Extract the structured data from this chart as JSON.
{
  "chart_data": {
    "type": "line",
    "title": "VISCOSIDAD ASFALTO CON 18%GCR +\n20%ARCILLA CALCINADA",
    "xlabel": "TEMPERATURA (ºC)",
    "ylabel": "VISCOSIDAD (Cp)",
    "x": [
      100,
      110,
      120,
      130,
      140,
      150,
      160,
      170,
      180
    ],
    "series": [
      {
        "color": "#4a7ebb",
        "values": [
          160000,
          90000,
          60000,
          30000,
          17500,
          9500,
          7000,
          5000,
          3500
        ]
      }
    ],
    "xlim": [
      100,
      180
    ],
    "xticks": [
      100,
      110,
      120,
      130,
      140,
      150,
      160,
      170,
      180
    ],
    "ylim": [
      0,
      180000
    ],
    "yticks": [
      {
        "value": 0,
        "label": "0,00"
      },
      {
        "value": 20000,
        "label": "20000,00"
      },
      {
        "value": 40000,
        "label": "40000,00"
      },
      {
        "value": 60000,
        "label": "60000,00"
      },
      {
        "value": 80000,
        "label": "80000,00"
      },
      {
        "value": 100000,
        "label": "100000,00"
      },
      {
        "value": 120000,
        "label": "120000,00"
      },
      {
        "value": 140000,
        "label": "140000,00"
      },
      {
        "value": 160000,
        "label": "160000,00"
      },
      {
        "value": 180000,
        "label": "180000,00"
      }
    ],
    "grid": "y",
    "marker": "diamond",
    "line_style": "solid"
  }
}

==*==

• **Written instruction**
Retype all of the entries precisely as they are.

• **Solved problem**
Extract the structured data from this chart as JSON.
{
  "chart_data": {
    "type": "line",
    "title": "VISCOSIDAD ASFALTO CON 18%GCR +\n20%ARCILLA CALCINADA",
    "xlabel": "TEMPERATURA (ºC)",
    "ylabel": "VISCOSIDAD (Cp)",
    "x": [
      100,
      110,
      120,
      130,
      140,
      150,
      160,
      170,
      180
    ],
    "series": [
      {
        "color": "#4a7ebb",
        "values": [
          160000,
          90000,
          60000,
          30000,
          17500,
          9500,
          7000,
          5000,
          3500
        ]
      }
    ],
    "xlim": [
      100,
      180
    ],
    "xticks": [
      100,
      110,
      120,
      130,
      140,
      150,
      160,
      170,
      180
    ],
    "ylim": [
      0,
      180000
    ],
    "yticks": [
      {
        "value": 0,
        "label": "0,00"
      },
      {
        "value": 20000,
        "label": "20000,00"
      },
      {
        "value": 40000,
        "label": "40000,00"
      },
      {
        "value": 60000,
        "label": "60000,00"
      },
      {
        "value": 80000,
        "label": "80000,00"
      },
      {
        "value": 100000,
        "label": "100000,00"
      },
      {
        "value": 120000,
        "label": "120000,00"
      },
      {
        "value": 140000,
        "label": "140000,00"
      },
      {
        "value": 160000,
        "label": "160000,00"
      },
      {
        "value": 180000,
        "label": "180000,00"
      }
    ],
    "grid": "y",
    "marker": "diamond",
    "line_style": "solid"
  }
}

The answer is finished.